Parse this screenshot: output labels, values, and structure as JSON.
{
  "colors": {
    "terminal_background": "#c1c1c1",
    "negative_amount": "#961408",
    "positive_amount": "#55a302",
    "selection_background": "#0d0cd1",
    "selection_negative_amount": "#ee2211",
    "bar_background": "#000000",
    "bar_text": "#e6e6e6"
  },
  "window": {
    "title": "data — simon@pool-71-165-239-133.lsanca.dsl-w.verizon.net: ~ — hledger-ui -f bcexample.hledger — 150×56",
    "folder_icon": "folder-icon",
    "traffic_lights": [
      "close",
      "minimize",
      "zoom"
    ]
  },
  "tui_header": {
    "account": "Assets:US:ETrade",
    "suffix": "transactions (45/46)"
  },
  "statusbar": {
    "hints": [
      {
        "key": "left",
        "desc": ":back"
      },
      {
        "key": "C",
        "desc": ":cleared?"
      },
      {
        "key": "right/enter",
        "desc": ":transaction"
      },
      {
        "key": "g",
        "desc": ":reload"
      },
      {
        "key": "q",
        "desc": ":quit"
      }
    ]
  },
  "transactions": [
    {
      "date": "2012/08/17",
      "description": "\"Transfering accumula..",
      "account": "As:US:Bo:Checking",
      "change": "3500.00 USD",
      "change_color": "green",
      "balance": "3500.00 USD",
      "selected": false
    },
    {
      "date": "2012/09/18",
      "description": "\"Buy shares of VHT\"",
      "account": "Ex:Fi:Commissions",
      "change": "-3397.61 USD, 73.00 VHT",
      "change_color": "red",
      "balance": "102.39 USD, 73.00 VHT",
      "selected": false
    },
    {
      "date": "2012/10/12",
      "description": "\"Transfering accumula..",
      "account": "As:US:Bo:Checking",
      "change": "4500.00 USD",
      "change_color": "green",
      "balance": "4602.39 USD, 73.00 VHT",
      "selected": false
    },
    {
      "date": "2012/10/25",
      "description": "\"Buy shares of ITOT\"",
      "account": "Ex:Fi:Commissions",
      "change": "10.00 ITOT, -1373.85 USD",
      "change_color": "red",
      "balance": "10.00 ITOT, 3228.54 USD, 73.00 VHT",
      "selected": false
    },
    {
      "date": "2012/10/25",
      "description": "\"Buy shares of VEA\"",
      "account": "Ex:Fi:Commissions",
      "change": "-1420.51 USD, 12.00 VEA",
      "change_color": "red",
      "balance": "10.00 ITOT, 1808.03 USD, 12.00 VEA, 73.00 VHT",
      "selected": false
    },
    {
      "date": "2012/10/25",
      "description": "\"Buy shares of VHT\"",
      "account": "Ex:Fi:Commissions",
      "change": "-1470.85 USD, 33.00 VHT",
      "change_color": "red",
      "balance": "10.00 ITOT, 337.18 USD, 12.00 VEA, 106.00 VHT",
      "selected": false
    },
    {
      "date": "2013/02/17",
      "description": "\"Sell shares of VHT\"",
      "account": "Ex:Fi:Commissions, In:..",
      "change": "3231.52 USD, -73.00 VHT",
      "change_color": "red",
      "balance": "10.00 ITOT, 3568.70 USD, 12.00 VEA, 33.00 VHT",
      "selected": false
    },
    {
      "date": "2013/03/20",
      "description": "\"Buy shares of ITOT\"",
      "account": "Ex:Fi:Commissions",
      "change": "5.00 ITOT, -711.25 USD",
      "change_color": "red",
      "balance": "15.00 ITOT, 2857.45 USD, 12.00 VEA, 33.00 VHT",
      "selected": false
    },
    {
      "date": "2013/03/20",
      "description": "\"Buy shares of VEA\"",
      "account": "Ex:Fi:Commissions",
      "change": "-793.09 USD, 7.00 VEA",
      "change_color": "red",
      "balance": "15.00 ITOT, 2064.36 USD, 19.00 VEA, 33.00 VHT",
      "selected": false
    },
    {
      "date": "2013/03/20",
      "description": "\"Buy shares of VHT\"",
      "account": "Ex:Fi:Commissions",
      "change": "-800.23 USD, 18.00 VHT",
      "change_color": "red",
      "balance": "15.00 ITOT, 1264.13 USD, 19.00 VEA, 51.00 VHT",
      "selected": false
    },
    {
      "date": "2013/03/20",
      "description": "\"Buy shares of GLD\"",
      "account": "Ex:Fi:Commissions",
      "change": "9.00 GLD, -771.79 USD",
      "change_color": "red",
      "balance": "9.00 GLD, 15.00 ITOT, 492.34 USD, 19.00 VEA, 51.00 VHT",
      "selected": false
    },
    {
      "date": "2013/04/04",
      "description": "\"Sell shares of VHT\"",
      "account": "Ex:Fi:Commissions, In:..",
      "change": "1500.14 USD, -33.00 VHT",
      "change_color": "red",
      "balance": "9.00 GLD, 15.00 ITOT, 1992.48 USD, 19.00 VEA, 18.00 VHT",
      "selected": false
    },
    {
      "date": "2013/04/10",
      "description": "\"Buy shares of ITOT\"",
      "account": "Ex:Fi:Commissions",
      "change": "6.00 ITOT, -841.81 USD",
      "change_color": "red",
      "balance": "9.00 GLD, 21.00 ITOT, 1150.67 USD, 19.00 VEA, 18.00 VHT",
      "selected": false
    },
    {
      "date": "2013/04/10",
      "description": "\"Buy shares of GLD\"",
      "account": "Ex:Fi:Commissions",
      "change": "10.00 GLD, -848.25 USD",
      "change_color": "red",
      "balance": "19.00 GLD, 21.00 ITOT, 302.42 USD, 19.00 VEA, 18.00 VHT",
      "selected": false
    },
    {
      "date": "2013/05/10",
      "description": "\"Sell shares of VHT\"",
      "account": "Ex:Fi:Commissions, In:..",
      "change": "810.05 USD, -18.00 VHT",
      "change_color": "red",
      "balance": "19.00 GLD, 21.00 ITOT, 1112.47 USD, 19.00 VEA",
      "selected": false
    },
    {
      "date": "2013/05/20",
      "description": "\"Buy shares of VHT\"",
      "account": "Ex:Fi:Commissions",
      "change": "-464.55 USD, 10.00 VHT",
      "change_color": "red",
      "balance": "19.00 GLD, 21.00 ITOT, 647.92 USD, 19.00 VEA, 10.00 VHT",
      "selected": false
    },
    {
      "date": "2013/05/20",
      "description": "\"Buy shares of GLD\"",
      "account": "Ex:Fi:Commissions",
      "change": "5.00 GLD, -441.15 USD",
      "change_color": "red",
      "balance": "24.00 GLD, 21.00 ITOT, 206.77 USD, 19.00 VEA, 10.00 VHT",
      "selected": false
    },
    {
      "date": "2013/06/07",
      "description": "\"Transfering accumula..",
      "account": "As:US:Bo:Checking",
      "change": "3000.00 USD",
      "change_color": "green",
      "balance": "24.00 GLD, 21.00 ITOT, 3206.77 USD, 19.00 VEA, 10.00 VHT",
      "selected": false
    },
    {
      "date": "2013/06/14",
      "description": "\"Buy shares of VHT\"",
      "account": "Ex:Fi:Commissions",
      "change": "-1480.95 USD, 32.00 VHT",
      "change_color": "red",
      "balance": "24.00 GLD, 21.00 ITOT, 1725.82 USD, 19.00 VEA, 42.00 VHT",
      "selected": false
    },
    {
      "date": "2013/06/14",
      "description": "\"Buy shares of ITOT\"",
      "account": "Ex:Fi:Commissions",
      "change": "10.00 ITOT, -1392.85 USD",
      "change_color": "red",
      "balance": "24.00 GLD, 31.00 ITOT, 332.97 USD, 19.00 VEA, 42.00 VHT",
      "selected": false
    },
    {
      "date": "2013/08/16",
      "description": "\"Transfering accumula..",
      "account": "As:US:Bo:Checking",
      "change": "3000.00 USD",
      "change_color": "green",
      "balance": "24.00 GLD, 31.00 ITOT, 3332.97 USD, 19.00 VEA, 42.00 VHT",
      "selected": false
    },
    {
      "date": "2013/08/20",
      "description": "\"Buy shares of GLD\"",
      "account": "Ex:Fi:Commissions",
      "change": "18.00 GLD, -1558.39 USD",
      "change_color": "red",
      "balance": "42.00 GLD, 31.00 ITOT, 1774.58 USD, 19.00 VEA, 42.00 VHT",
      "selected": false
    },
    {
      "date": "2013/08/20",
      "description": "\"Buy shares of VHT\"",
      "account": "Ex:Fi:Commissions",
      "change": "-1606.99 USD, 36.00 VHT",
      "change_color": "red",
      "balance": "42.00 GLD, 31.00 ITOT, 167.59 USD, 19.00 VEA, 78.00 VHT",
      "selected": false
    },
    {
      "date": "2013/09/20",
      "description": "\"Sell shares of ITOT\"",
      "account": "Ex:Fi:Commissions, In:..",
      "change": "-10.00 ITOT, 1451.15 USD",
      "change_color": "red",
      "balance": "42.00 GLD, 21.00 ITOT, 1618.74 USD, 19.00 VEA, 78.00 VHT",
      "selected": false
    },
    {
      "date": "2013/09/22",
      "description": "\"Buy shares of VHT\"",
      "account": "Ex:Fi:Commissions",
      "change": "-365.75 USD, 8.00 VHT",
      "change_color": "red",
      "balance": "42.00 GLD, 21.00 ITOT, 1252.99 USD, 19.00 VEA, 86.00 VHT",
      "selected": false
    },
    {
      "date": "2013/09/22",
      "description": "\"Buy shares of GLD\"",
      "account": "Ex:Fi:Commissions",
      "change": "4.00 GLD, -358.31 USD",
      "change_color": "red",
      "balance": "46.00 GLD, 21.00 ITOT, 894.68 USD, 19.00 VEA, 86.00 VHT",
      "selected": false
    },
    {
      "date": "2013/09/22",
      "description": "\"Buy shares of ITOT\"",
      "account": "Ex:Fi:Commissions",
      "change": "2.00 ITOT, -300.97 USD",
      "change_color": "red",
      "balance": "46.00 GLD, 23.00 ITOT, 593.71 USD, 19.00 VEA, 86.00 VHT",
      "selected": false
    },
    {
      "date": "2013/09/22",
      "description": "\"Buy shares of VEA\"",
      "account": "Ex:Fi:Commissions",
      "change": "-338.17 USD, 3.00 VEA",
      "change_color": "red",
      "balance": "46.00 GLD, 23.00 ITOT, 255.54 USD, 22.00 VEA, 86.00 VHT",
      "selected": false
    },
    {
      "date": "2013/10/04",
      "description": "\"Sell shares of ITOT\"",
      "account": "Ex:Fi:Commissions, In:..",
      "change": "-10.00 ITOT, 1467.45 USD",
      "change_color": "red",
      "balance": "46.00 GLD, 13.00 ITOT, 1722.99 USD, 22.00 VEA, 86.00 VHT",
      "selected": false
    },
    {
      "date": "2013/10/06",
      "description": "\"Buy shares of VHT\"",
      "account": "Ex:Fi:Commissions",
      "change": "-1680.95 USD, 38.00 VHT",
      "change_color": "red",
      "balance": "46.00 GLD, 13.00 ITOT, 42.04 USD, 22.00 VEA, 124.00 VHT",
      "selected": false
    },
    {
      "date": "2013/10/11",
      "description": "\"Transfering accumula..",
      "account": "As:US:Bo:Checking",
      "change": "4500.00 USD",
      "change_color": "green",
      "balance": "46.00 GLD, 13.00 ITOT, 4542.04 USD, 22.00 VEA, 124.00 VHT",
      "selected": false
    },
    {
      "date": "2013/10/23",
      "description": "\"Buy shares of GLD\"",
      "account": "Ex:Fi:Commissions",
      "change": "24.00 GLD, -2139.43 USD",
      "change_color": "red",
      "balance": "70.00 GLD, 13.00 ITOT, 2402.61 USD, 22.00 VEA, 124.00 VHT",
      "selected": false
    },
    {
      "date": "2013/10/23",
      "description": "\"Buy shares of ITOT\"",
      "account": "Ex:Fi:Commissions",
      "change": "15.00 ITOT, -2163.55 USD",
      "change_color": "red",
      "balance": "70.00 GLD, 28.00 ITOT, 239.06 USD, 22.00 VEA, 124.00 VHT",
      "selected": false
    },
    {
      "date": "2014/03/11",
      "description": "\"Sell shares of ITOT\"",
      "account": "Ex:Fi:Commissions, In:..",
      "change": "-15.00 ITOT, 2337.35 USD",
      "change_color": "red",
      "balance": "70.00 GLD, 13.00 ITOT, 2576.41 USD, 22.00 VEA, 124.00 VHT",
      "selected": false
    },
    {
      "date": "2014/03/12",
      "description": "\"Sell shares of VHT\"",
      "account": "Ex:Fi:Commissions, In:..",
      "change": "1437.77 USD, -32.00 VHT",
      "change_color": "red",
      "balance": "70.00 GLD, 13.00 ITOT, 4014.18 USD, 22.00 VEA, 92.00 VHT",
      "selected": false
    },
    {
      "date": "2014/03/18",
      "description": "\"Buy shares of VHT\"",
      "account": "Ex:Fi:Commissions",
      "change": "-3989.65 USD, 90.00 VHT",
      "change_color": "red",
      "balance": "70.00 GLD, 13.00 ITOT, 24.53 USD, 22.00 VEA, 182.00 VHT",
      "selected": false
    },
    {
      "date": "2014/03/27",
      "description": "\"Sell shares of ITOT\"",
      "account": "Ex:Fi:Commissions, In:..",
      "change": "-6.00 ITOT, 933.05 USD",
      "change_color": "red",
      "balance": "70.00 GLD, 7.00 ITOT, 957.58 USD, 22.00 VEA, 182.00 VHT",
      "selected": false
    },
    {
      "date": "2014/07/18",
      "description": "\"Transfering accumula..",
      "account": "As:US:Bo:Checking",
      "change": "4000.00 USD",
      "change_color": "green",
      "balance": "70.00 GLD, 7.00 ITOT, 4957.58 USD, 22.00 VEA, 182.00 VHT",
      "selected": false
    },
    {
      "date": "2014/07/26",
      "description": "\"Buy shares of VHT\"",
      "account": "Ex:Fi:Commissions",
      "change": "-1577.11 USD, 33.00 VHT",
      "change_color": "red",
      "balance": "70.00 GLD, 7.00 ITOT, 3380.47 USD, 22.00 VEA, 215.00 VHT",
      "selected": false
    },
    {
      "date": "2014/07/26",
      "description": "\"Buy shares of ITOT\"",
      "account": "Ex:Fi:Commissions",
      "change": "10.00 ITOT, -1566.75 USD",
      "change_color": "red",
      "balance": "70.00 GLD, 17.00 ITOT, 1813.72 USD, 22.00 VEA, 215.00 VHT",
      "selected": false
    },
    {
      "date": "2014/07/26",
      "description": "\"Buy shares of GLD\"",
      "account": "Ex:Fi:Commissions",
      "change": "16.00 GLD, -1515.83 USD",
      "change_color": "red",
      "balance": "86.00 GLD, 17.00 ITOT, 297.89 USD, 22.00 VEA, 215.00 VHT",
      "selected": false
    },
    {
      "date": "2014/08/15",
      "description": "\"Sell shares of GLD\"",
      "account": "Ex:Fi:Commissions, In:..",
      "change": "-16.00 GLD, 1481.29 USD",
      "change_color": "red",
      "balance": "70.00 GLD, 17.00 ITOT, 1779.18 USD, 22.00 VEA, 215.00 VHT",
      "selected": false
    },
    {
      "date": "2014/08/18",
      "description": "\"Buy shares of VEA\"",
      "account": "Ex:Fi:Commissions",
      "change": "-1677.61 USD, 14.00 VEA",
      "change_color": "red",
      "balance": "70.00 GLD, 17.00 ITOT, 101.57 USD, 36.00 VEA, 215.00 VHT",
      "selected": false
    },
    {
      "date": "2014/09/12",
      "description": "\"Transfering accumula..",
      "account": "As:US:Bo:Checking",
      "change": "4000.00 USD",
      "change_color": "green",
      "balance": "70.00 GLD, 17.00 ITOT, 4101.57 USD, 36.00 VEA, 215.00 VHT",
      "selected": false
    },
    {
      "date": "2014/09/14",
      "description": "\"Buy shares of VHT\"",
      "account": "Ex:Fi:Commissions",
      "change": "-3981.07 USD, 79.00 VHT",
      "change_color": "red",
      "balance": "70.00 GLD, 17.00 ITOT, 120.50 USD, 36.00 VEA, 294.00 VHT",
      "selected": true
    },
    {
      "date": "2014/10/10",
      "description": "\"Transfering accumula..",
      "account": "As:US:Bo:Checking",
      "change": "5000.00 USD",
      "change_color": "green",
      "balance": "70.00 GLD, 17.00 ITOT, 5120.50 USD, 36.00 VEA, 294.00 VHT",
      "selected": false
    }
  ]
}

☆ ☆ ☆ ☆ ☆ ☆ ☆

**Task to carry out:**
Single out each line of the records above with the string "transactions" in it, and copy it.

**Written answer:**
    "suffix": "transactions (45/46)"
  "transactions": [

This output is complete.